Indicate only the number of lines in the listing below in which the word "Transfer" appears.

[Dataset excerpt]
==========
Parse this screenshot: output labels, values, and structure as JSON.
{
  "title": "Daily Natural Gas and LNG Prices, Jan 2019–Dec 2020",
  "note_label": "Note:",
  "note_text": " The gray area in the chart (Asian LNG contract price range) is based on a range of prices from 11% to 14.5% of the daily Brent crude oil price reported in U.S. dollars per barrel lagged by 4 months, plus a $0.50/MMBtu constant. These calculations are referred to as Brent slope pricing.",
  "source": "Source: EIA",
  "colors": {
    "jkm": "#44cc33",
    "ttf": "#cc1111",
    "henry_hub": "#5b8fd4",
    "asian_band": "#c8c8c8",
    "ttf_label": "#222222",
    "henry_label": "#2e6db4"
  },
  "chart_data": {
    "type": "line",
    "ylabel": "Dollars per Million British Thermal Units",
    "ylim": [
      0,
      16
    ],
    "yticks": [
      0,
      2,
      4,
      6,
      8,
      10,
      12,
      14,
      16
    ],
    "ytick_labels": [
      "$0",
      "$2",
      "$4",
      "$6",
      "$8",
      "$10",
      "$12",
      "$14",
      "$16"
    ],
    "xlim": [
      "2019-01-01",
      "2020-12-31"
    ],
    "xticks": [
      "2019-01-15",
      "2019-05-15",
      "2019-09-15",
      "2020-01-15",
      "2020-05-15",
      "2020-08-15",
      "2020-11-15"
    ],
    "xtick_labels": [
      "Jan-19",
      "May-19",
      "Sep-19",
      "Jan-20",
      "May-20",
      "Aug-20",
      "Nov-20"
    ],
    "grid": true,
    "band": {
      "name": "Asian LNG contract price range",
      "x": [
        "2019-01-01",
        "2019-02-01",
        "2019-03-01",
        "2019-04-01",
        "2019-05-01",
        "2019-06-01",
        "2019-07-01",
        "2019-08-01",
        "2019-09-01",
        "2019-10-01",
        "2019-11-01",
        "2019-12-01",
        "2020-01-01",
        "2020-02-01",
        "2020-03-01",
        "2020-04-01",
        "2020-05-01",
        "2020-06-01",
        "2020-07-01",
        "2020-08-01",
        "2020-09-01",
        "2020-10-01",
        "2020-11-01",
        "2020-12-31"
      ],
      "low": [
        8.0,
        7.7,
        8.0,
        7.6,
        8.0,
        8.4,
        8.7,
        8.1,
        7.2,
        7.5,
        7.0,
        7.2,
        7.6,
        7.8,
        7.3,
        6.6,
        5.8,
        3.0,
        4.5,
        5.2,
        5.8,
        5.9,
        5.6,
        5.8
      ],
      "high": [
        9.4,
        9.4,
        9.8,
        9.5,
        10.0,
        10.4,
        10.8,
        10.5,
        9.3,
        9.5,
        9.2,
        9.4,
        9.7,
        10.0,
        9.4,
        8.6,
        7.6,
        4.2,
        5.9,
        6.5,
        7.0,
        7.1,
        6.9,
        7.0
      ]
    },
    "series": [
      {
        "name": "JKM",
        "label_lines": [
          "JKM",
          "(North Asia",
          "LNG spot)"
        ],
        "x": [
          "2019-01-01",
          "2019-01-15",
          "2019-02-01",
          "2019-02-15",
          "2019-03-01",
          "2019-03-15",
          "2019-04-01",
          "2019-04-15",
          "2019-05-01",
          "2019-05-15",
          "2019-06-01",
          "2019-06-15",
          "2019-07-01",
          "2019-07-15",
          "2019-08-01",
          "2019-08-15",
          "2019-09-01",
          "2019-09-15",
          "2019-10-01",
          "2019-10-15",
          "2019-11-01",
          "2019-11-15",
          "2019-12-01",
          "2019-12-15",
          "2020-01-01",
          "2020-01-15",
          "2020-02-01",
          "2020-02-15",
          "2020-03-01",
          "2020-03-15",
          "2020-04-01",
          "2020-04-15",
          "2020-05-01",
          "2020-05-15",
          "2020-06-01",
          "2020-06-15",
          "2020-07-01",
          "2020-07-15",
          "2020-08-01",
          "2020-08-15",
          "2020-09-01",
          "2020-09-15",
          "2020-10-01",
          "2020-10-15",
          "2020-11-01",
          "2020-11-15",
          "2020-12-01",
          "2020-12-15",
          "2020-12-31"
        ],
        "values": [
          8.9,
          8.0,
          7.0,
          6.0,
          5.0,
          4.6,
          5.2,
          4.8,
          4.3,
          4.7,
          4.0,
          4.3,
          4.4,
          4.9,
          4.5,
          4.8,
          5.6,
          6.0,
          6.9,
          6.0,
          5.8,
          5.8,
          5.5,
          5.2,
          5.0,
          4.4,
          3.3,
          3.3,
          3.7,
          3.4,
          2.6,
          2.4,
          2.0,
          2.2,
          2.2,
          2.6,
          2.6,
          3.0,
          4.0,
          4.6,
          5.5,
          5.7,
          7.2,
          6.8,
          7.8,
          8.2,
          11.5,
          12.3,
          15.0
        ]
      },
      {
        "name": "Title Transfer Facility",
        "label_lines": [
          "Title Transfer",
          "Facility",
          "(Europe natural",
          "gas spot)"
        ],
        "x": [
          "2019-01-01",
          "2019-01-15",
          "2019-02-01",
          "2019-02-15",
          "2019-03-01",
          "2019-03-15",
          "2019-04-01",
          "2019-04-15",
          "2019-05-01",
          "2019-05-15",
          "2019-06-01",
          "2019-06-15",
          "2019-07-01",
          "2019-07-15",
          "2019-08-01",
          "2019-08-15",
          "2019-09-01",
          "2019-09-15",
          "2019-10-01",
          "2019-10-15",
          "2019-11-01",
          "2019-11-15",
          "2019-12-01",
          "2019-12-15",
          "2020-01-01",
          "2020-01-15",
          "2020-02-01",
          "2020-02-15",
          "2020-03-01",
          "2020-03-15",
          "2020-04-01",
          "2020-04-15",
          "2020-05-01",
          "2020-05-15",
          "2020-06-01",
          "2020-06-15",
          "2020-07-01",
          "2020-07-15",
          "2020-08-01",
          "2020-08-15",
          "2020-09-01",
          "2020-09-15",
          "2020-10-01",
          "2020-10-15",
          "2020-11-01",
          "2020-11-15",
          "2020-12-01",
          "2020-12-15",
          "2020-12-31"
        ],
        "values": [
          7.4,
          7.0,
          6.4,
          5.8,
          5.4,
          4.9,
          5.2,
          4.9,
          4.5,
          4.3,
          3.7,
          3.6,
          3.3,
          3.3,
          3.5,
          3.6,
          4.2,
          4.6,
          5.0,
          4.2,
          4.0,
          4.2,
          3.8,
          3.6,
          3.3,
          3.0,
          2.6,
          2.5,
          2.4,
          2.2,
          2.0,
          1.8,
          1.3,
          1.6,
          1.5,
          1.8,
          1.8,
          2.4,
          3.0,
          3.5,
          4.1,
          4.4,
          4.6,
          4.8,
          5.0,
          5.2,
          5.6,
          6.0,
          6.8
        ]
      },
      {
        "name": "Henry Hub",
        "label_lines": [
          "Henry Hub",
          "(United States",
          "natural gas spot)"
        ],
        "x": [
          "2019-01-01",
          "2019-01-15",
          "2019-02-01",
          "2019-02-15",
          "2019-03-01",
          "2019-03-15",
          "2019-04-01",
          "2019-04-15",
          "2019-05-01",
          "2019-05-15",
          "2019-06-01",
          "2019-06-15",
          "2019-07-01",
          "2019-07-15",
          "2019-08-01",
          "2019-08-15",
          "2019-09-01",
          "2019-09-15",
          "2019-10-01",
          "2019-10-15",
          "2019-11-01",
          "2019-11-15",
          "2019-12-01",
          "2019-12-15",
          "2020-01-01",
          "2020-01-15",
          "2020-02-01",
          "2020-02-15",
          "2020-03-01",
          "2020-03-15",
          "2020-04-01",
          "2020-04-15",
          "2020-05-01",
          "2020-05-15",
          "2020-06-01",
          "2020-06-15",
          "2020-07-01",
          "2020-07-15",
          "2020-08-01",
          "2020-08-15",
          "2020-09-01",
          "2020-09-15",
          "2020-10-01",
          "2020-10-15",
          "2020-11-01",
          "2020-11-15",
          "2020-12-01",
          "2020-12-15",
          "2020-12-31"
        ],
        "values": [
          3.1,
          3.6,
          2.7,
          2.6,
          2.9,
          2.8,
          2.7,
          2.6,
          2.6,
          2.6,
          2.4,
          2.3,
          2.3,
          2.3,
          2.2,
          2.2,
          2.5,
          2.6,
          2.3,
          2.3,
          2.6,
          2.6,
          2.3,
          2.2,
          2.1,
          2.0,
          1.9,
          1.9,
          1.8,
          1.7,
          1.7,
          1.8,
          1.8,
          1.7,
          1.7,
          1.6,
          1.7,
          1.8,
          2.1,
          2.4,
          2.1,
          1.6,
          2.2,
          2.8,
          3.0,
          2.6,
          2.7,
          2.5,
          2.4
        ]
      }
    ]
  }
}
==========
__SOLUTION TO THE EXERCISE__. 2